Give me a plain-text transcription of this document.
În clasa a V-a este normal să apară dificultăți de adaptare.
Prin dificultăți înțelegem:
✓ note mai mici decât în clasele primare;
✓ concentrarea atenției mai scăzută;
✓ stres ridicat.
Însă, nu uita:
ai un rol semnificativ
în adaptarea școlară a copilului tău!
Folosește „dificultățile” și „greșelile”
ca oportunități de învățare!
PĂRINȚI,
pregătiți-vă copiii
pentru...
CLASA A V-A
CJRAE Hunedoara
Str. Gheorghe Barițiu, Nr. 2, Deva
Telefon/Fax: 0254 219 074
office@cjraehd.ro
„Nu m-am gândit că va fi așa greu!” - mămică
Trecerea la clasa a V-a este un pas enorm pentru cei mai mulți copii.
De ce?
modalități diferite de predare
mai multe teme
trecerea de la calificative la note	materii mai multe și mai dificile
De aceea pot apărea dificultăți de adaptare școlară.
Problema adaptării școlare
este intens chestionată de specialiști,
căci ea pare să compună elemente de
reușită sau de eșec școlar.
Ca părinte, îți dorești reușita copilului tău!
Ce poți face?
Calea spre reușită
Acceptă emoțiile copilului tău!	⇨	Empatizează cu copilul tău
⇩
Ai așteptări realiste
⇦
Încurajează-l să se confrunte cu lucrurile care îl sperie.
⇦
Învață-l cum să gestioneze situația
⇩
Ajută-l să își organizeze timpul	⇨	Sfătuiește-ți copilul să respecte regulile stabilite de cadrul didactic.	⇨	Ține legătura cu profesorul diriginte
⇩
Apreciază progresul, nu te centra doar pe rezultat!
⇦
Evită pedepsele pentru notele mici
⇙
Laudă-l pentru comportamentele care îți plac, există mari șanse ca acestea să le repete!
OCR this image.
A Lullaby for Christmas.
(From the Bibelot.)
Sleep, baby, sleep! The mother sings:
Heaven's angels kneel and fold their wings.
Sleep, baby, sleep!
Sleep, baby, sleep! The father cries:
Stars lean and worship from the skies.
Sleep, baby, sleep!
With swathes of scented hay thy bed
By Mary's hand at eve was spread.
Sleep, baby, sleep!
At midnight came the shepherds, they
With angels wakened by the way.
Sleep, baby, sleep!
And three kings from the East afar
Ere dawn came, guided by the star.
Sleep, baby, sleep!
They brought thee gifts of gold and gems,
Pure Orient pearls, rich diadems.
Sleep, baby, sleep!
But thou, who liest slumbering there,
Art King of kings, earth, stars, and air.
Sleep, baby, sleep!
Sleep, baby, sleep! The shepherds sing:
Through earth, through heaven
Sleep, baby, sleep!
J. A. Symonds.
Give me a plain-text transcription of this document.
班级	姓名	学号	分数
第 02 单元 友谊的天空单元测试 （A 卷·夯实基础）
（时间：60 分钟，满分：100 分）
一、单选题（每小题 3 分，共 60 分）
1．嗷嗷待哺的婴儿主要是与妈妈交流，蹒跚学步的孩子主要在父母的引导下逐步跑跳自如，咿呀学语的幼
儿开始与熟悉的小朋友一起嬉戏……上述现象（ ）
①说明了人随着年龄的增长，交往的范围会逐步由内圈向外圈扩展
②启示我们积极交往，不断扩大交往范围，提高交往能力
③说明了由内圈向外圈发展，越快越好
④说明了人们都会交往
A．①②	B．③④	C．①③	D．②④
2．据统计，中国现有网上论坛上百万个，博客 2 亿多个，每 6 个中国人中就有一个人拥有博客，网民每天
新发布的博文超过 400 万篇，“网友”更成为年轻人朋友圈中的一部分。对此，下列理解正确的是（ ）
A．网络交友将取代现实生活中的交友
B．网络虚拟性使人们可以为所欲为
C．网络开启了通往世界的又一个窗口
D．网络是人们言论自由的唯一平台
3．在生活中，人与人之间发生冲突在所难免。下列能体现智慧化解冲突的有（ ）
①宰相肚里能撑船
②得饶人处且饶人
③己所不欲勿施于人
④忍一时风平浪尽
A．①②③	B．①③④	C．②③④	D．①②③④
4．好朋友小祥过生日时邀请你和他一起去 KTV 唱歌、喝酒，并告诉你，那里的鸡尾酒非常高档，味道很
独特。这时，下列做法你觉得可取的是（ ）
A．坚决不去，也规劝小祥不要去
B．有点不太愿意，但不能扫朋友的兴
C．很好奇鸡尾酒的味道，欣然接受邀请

Brief:
Every line of the records above needs to be given again exactly.

The output:
Give me a plain-text transcription of this document.
În clasa a V-a este normal să apară dificultăți de adaptare.
Prin dificultăți înțelegem:
✓ note mai mici decât în clasele primare;
✓ concentrarea atenției mai scăzută;
✓ stres ridicat.
Însă, nu uita:
ai un rol semnificativ
în adaptarea școlară a copilului tău!
Folosește „dificultățile” și „greșelile”
ca oportunități de învățare!
PĂRINȚI,
pregătiți-vă copiii
pentru...
CLASA A V-A
CJRAE Hunedoara
Str. Gheorghe Barițiu, Nr. 2, Deva
Telefon/Fax: 0254 219 074
office@cjraehd.ro
„Nu m-am gândit că va fi așa greu!” - mămică
Trecerea la clasa a V-a este un pas enorm pentru cei mai mulți copii.
De ce?
modalități diferite de predare
mai multe teme
trecerea de la calificative la note	materii mai multe și mai dificile
De aceea pot apărea dificultăți de adaptare școlară.
Problema adaptării școlare
este intens chestionată de specialiști,
căci ea pare să compună elemente de
reușită sau de eșec școlar.
Ca părinte, îți dorești reușita copilului tău!
Ce poți face?
Calea spre reușită
Acceptă emoțiile copilului tău!	⇨	Empatizează cu copilul tău
⇩
Ai așteptări realiste
⇦
Încurajează-l să se confrunte cu lucrurile care îl sperie.
⇦
Învață-l cum să gestioneze situația
⇩
Ajută-l să își organizeze timpul	⇨	Sfătuiește-ți copilul să respecte regulile stabilite de cadrul didactic.	⇨	Ține legătura cu profesorul diriginte
⇩
Apreciază progresul, nu te centra doar pe rezultat!
⇦
Evită pedepsele pentru notele mici
⇙
Laudă-l pentru comportamentele care îți plac, există mari șanse ca acestea să le repete!
OCR this image.
A Lullaby for Christmas.
(From the Bibelot.)
Sleep, baby, sleep! The mother sings:
Heaven's angels kneel and fold their wings.
Sleep, baby, sleep!
Sleep, baby, sleep! The father cries:
Stars lean and worship from the skies.
Sleep, baby, sleep!
With swathes of scented hay thy bed
By Mary's hand at eve was spread.
Sleep, baby, sleep!
At midnight came the shepherds, they
With angels wakened by the way.
Sleep, baby, sleep!
And three kings from the East afar
Ere dawn came, guided by the star.
Sleep, baby, sleep!
They brought thee gifts of gold and gems,
Pure Orient pearls, rich diadems.
Sleep, baby, sleep!
But thou, who liest slumbering there,
Art King of kings, earth, stars, and air.
Sleep, baby, sleep!
Sleep, baby, sleep! The shepherds sing:
Through earth, through heaven
Sleep, baby, sleep!
J. A. Symonds.
Give me a plain-text transcription of this document.
班级	姓名	学号	分数
第 02 单元 友谊的天空单元测试 （A 卷·夯实基础）
（时间：60 分钟，满分：100 分）
一、单选题（每小题 3 分，共 60 分）
1．嗷嗷待哺的婴儿主要是与妈妈交流，蹒跚学步的孩子主要在父母的引导下逐步跑跳自如，咿呀学语的幼
儿开始与熟悉的小朋友一起嬉戏……上述现象（ ）
①说明了人随着年龄的增长，交往的范围会逐步由内圈向外圈扩展
②启示我们积极交往，不断扩大交往范围，提高交往能力
③说明了由内圈向外圈发展，越快越好
④说明了人们都会交往
A．①②	B．③④	C．①③	D．②④
2．据统计，中国现有网上论坛上百万个，博客 2 亿多个，每 6 个中国人中就有一个人拥有博客，网民每天
新发布的博文超过 400 万篇，“网友”更成为年轻人朋友圈中的一部分。对此，下列理解正确的是（ ）
A．网络交友将取代现实生活中的交友
B．网络虚拟性使人们可以为所欲为
C．网络开启了通往世界的又一个窗口
D．网络是人们言论自由的唯一平台
3．在生活中，人与人之间发生冲突在所难免。下列能体现智慧化解冲突的有（ ）
①宰相肚里能撑船
②得饶人处且饶人
③己所不欲勿施于人
④忍一时风平浪尽
A．①②③	B．①③④	C．②③④	D．①②③④
4．好朋友小祥过生日时邀请你和他一起去 KTV 唱歌、喝酒，并告诉你，那里的鸡尾酒非常高档，味道很
独特。这时，下列做法你觉得可取的是（ ）
A．坚决不去，也规劝小祥不要去
B．有点不太愿意，但不能扫朋友的兴
C．很好奇鸡尾酒的味道，欣然接受邀请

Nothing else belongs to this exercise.